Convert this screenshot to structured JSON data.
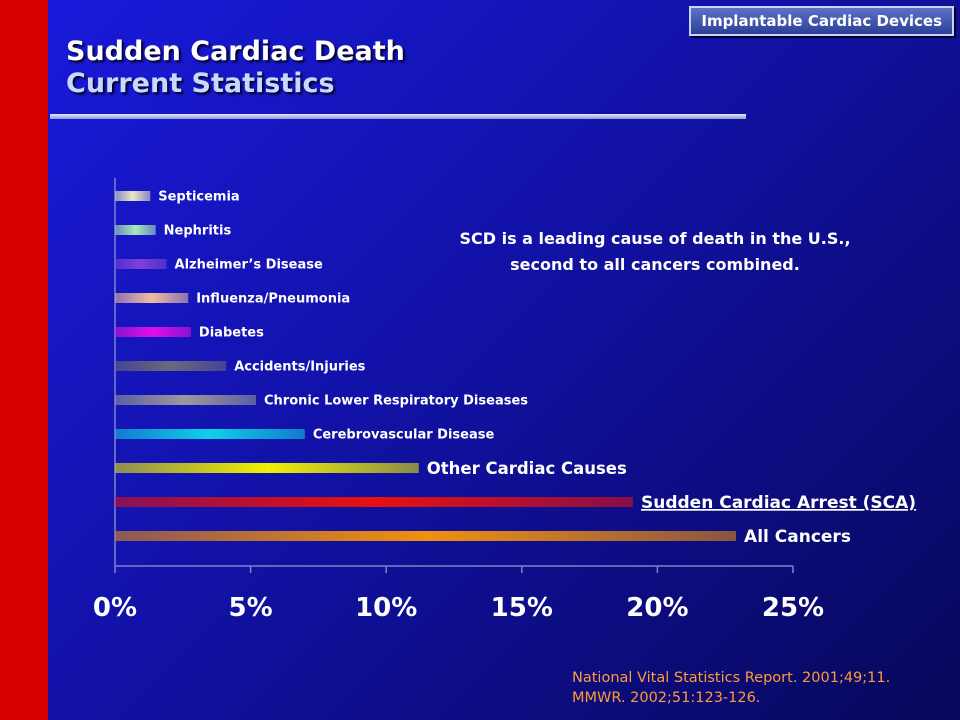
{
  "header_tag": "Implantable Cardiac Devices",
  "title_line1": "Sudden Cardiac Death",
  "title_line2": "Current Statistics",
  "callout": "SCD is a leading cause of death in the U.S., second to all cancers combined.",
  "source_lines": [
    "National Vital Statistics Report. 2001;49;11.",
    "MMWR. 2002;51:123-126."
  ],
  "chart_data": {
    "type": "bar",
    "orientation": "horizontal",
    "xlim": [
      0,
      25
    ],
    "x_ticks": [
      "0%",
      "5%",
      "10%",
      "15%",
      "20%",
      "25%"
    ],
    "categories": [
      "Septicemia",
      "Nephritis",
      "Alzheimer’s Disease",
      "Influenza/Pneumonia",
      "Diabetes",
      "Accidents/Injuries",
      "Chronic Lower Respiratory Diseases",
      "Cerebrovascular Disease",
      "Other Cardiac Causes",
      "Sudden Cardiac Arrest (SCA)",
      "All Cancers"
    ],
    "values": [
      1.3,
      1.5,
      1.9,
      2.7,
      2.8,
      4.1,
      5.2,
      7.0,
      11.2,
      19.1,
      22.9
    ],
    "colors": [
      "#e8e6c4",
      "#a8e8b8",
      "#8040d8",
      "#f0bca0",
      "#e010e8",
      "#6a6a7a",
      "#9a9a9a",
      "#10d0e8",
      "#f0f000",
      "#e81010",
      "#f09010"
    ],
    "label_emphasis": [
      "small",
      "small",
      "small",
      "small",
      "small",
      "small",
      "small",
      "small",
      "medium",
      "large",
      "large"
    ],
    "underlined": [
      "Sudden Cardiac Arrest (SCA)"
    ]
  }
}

> Task statement
Pictures are to be left out; repeat all the remaining data exactly.

> The solution
Convert this screenshot to structured JSON data.
{
  "header_tag": "Implantable Cardiac Devices",
  "title_line1": "Sudden Cardiac Death",
  "title_line2": "Current Statistics",
  "callout": "SCD is a leading cause of death in the U.S., second to all cancers combined.",
  "source_lines": [
    "National Vital Statistics Report. 2001;49;11.",
    "MMWR. 2002;51:123-126."
  ],
  "chart_data": {
    "type": "bar",
    "orientation": "horizontal",
    "xlim": [
      0,
      25
    ],
    "x_ticks": [
      "0%",
      "5%",
      "10%",
      "15%",
      "20%",
      "25%"
    ],
    "categories": [
      "Septicemia",
      "Nephritis",
      "Alzheimer’s Disease",
      "Influenza/Pneumonia",
      "Diabetes",
      "Accidents/Injuries",
      "Chronic Lower Respiratory Diseases",
      "Cerebrovascular Disease",
      "Other Cardiac Causes",
      "Sudden Cardiac Arrest (SCA)",
      "All Cancers"
    ],
    "values": [
      1.3,
      1.5,
      1.9,
      2.7,
      2.8,
      4.1,
      5.2,
      7.0,
      11.2,
      19.1,
      22.9
    ],
    "colors": [
      "#e8e6c4",
      "#a8e8b8",
      "#8040d8",
      "#f0bca0",
      "#e010e8",
      "#6a6a7a",
      "#9a9a9a",
      "#10d0e8",
      "#f0f000",
      "#e81010",
      "#f09010"
    ],
    "label_emphasis": [
      "small",
      "small",
      "small",
      "small",
      "small",
      "small",
      "small",
      "small",
      "medium",
      "large",
      "large"
    ],
    "underlined": [
      "Sudden Cardiac Arrest (SCA)"
    ]
  }
}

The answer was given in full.